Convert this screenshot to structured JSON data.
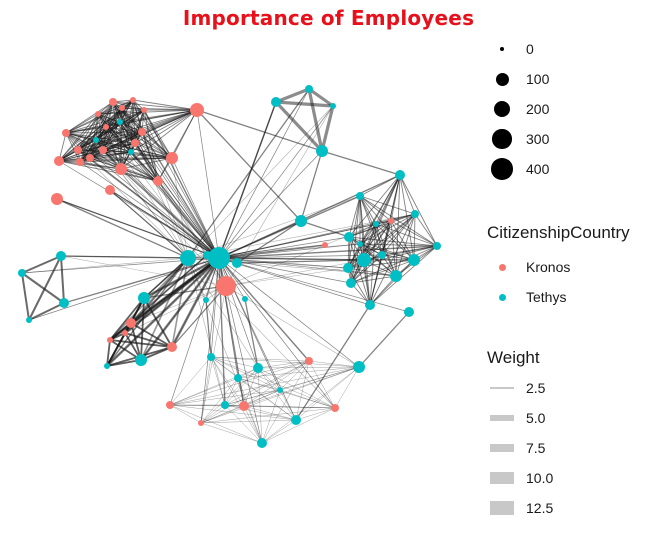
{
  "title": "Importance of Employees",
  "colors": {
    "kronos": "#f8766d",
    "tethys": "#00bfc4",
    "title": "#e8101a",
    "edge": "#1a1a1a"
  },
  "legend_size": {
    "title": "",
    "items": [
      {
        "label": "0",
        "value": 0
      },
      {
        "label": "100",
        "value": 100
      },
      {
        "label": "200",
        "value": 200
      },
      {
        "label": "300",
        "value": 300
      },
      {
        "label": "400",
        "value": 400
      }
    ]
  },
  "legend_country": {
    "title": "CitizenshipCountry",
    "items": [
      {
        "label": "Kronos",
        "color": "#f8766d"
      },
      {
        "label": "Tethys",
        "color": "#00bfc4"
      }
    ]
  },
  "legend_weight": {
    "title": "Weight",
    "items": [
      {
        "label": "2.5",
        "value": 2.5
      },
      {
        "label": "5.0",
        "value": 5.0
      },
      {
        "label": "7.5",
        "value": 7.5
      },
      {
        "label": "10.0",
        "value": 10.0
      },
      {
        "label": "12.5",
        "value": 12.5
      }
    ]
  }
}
═══
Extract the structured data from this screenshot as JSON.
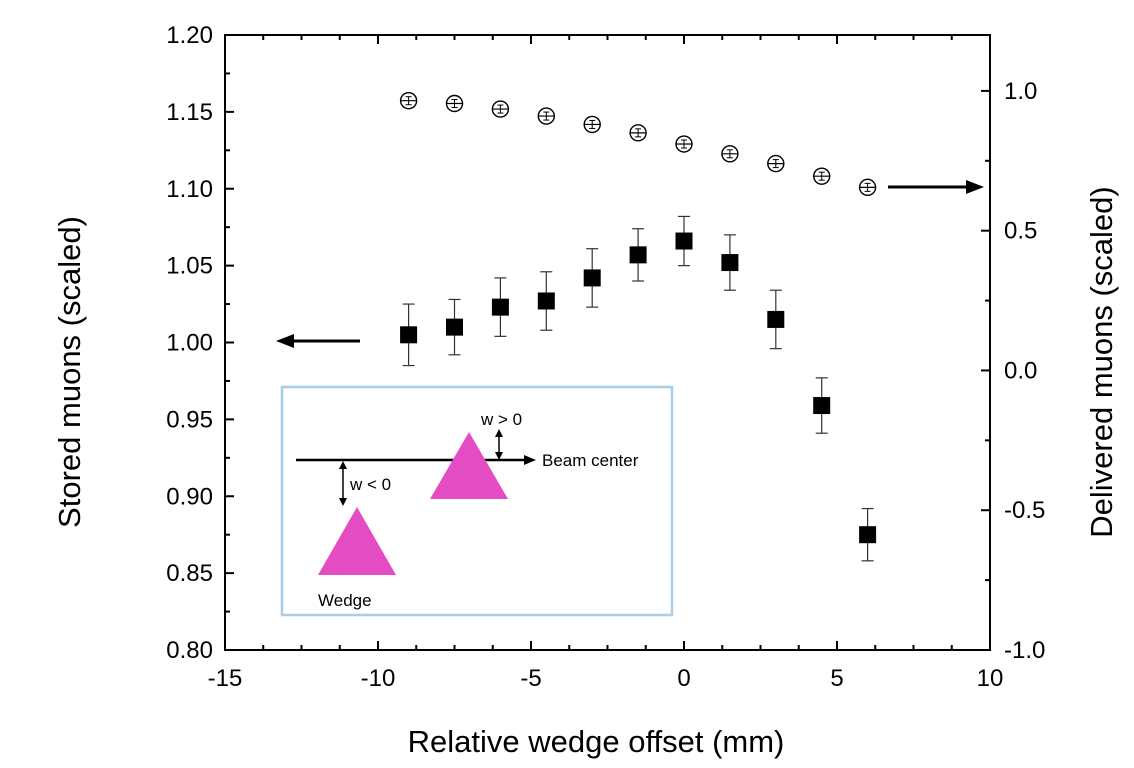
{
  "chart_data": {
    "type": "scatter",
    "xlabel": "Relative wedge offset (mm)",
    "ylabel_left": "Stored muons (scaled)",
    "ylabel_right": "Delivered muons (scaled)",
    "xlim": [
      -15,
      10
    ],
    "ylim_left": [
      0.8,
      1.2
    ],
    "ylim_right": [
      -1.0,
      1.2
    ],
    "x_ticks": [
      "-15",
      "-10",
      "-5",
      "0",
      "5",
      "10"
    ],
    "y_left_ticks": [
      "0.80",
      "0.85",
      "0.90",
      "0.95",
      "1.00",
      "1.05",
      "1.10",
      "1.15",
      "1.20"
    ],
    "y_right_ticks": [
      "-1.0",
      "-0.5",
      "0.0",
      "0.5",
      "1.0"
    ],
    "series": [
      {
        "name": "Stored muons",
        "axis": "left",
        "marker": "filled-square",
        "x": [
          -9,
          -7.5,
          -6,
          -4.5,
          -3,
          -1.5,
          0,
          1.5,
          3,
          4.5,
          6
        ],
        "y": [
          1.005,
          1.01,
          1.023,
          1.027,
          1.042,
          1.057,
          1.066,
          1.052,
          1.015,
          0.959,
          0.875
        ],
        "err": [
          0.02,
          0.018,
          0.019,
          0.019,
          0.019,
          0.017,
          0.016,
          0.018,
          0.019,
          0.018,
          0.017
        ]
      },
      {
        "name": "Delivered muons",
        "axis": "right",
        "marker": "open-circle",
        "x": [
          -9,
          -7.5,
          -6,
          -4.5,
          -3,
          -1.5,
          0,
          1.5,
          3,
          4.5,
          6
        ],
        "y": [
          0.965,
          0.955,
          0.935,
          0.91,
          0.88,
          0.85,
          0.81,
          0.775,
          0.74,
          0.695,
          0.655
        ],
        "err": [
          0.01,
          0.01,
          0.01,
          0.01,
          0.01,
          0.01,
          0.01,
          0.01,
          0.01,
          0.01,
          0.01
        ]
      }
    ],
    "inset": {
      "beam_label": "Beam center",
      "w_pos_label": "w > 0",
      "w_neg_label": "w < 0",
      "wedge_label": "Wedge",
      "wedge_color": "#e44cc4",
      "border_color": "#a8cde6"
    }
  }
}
═══
:: Stated goal ::
Locate the lines above that contain "muons" and copy them.

:: Exercise solution ::
    "ylabel_left": "Stored muons (scaled)",
    "ylabel_right": "Delivered muons (scaled)",
        "name": "Stored muons",
        "name": "Delivered muons",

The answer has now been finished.